**** Records for this task
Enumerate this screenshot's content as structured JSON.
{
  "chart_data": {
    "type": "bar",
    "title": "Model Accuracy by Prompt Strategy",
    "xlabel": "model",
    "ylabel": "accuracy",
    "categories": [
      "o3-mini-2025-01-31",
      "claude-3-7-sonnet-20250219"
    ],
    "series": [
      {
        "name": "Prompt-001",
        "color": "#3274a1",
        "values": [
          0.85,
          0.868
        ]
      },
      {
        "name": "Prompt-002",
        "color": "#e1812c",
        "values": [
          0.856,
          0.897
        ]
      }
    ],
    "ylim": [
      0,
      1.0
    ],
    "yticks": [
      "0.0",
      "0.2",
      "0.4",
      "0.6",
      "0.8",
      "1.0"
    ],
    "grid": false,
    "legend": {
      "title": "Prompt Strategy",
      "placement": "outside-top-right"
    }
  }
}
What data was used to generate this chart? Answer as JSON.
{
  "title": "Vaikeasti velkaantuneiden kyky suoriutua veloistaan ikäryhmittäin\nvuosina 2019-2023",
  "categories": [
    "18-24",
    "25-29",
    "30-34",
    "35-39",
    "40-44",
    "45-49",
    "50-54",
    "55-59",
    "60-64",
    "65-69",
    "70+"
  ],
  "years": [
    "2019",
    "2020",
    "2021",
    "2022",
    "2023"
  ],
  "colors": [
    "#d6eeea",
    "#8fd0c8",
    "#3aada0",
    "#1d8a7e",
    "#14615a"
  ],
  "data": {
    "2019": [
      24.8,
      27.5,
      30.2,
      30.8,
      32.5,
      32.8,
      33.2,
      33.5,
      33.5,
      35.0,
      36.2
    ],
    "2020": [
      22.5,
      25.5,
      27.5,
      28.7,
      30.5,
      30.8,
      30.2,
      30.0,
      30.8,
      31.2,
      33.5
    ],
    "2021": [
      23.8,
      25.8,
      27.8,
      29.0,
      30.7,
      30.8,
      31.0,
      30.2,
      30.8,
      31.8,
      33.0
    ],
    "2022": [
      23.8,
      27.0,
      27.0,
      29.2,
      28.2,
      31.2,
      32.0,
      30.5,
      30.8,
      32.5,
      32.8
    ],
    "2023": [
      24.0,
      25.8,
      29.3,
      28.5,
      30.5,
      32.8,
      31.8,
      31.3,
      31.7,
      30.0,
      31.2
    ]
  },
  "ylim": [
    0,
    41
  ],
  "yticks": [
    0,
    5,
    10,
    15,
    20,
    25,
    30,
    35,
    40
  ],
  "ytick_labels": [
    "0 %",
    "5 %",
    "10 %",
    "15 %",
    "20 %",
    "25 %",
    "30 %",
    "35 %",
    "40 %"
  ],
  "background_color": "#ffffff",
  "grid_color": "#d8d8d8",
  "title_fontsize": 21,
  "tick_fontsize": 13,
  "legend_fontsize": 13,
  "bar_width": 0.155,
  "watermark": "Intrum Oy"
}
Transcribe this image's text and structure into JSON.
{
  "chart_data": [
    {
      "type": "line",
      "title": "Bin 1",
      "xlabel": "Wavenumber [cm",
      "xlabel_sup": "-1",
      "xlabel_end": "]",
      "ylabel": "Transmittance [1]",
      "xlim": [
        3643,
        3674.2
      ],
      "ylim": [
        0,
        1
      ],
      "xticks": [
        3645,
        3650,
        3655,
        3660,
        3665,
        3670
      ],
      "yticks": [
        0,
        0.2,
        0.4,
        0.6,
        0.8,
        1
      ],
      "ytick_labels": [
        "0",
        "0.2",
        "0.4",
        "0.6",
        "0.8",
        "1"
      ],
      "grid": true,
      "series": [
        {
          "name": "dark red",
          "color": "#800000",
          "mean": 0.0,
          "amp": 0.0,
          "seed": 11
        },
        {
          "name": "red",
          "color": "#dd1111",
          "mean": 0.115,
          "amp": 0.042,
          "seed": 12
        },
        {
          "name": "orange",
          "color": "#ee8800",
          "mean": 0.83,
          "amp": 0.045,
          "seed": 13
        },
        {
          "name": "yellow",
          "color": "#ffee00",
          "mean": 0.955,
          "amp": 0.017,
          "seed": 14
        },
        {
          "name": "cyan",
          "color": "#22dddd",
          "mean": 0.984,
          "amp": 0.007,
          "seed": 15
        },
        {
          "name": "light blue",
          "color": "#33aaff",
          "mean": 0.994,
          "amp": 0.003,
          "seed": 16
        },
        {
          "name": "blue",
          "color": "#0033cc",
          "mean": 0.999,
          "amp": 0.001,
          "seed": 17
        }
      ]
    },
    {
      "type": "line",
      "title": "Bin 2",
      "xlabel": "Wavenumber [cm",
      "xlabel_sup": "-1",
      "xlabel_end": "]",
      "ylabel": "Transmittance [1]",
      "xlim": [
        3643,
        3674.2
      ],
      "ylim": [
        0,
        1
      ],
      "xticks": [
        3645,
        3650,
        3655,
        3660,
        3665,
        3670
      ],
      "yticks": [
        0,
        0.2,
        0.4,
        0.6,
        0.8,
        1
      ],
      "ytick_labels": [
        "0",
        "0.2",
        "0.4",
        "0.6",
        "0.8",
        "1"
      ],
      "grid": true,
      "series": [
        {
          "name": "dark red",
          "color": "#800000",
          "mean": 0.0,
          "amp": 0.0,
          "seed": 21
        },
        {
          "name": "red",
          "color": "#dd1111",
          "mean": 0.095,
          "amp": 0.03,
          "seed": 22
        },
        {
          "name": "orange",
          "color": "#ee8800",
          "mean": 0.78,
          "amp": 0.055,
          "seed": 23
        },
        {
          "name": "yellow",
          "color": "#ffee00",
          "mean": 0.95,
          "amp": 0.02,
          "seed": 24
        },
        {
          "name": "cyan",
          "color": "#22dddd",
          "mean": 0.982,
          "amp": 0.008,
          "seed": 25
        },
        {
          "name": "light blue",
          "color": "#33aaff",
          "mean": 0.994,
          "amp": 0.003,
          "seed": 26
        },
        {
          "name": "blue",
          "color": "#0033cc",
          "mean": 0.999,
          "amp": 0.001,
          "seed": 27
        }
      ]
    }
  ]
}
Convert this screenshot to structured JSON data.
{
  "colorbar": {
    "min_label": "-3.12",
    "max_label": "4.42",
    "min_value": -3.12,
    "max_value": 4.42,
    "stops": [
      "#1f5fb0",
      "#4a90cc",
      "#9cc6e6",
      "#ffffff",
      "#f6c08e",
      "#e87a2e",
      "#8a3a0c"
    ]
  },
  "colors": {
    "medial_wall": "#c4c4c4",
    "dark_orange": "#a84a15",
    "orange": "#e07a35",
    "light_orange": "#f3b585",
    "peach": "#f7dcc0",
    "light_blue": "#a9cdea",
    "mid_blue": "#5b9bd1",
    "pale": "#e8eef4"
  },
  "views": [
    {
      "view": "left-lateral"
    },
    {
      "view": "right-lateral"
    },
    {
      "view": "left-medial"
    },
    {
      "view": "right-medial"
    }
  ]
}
********
» **Task details**: In this exercise, repeat all entries exactly.

» **Correct answer**:
Enumerate this screenshot's content as structured JSON.
{
  "chart_data": {
    "type": "bar",
    "title": "Model Accuracy by Prompt Strategy",
    "xlabel": "model",
    "ylabel": "accuracy",
    "categories": [
      "o3-mini-2025-01-31",
      "claude-3-7-sonnet-20250219"
    ],
    "series": [
      {
        "name": "Prompt-001",
        "color": "#3274a1",
        "values": [
          0.85,
          0.868
        ]
      },
      {
        "name": "Prompt-002",
        "color": "#e1812c",
        "values": [
          0.856,
          0.897
        ]
      }
    ],
    "ylim": [
      0,
      1.0
    ],
    "yticks": [
      "0.0",
      "0.2",
      "0.4",
      "0.6",
      "0.8",
      "1.0"
    ],
    "grid": false,
    "legend": {
      "title": "Prompt Strategy",
      "placement": "outside-top-right"
    }
  }
}
What data was used to generate this chart? Answer as JSON.
{
  "title": "Vaikeasti velkaantuneiden kyky suoriutua veloistaan ikäryhmittäin\nvuosina 2019-2023",
  "categories": [
    "18-24",
    "25-29",
    "30-34",
    "35-39",
    "40-44",
    "45-49",
    "50-54",
    "55-59",
    "60-64",
    "65-69",
    "70+"
  ],
  "years": [
    "2019",
    "2020",
    "2021",
    "2022",
    "2023"
  ],
  "colors": [
    "#d6eeea",
    "#8fd0c8",
    "#3aada0",
    "#1d8a7e",
    "#14615a"
  ],
  "data": {
    "2019": [
      24.8,
      27.5,
      30.2,
      30.8,
      32.5,
      32.8,
      33.2,
      33.5,
      33.5,
      35.0,
      36.2
    ],
    "2020": [
      22.5,
      25.5,
      27.5,
      28.7,
      30.5,
      30.8,
      30.2,
      30.0,
      30.8,
      31.2,
      33.5
    ],
    "2021": [
      23.8,
      25.8,
      27.8,
      29.0,
      30.7,
      30.8,
      31.0,
      30.2,
      30.8,
      31.8,
      33.0
    ],
    "2022": [
      23.8,
      27.0,
      27.0,
      29.2,
      28.2,
      31.2,
      32.0,
      30.5,
      30.8,
      32.5,
      32.8
    ],
    "2023": [
      24.0,
      25.8,
      29.3,
      28.5,
      30.5,
      32.8,
      31.8,
      31.3,
      31.7,
      30.0,
      31.2
    ]
  },
  "ylim": [
    0,
    41
  ],
  "yticks": [
    0,
    5,
    10,
    15,
    20,
    25,
    30,
    35,
    40
  ],
  "ytick_labels": [
    "0 %",
    "5 %",
    "10 %",
    "15 %",
    "20 %",
    "25 %",
    "30 %",
    "35 %",
    "40 %"
  ],
  "background_color": "#ffffff",
  "grid_color": "#d8d8d8",
  "title_fontsize": 21,
  "tick_fontsize": 13,
  "legend_fontsize": 13,
  "bar_width": 0.155,
  "watermark": "Intrum Oy"
}
Transcribe this image's text and structure into JSON.
{
  "chart_data": [
    {
      "type": "line",
      "title": "Bin 1",
      "xlabel": "Wavenumber [cm",
      "xlabel_sup": "-1",
      "xlabel_end": "]",
      "ylabel": "Transmittance [1]",
      "xlim": [
        3643,
        3674.2
      ],
      "ylim": [
        0,
        1
      ],
      "xticks": [
        3645,
        3650,
        3655,
        3660,
        3665,
        3670
      ],
      "yticks": [
        0,
        0.2,
        0.4,
        0.6,
        0.8,
        1
      ],
      "ytick_labels": [
        "0",
        "0.2",
        "0.4",
        "0.6",
        "0.8",
        "1"
      ],
      "grid": true,
      "series": [
        {
          "name": "dark red",
          "color": "#800000",
          "mean": 0.0,
          "amp": 0.0,
          "seed": 11
        },
        {
          "name": "red",
          "color": "#dd1111",
          "mean": 0.115,
          "amp": 0.042,
          "seed": 12
        },
        {
          "name": "orange",
          "color": "#ee8800",
          "mean": 0.83,
          "amp": 0.045,
          "seed": 13
        },
        {
          "name": "yellow",
          "color": "#ffee00",
          "mean": 0.955,
          "amp": 0.017,
          "seed": 14
        },
        {
          "name": "cyan",
          "color": "#22dddd",
          "mean": 0.984,
          "amp": 0.007,
          "seed": 15
        },
        {
          "name": "light blue",
          "color": "#33aaff",
          "mean": 0.994,
          "amp": 0.003,
          "seed": 16
        },
        {
          "name": "blue",
          "color": "#0033cc",
          "mean": 0.999,
          "amp": 0.001,
          "seed": 17
        }
      ]
    },
    {
      "type": "line",
      "title": "Bin 2",
      "xlabel": "Wavenumber [cm",
      "xlabel_sup": "-1",
      "xlabel_end": "]",
      "ylabel": "Transmittance [1]",
      "xlim": [
        3643,
        3674.2
      ],
      "ylim": [
        0,
        1
      ],
      "xticks": [
        3645,
        3650,
        3655,
        3660,
        3665,
        3670
      ],
      "yticks": [
        0,
        0.2,
        0.4,
        0.6,
        0.8,
        1
      ],
      "ytick_labels": [
        "0",
        "0.2",
        "0.4",
        "0.6",
        "0.8",
        "1"
      ],
      "grid": true,
      "series": [
        {
          "name": "dark red",
          "color": "#800000",
          "mean": 0.0,
          "amp": 0.0,
          "seed": 21
        },
        {
          "name": "red",
          "color": "#dd1111",
          "mean": 0.095,
          "amp": 0.03,
          "seed": 22
        },
        {
          "name": "orange",
          "color": "#ee8800",
          "mean": 0.78,
          "amp": 0.055,
          "seed": 23
        },
        {
          "name": "yellow",
          "color": "#ffee00",
          "mean": 0.95,
          "amp": 0.02,
          "seed": 24
        },
        {
          "name": "cyan",
          "color": "#22dddd",
          "mean": 0.982,
          "amp": 0.008,
          "seed": 25
        },
        {
          "name": "light blue",
          "color": "#33aaff",
          "mean": 0.994,
          "amp": 0.003,
          "seed": 26
        },
        {
          "name": "blue",
          "color": "#0033cc",
          "mean": 0.999,
          "amp": 0.001,
          "seed": 27
        }
      ]
    }
  ]
}
Convert this screenshot to structured JSON data.
{
  "colorbar": {
    "min_label": "-3.12",
    "max_label": "4.42",
    "min_value": -3.12,
    "max_value": 4.42,
    "stops": [
      "#1f5fb0",
      "#4a90cc",
      "#9cc6e6",
      "#ffffff",
      "#f6c08e",
      "#e87a2e",
      "#8a3a0c"
    ]
  },
  "colors": {
    "medial_wall": "#c4c4c4",
    "dark_orange": "#a84a15",
    "orange": "#e07a35",
    "light_orange": "#f3b585",
    "peach": "#f7dcc0",
    "light_blue": "#a9cdea",
    "mid_blue": "#5b9bd1",
    "pale": "#e8eef4"
  },
  "views": [
    {
      "view": "left-lateral"
    },
    {
      "view": "right-lateral"
    },
    {
      "view": "left-medial"
    },
    {
      "view": "right-medial"
    }
  ]
}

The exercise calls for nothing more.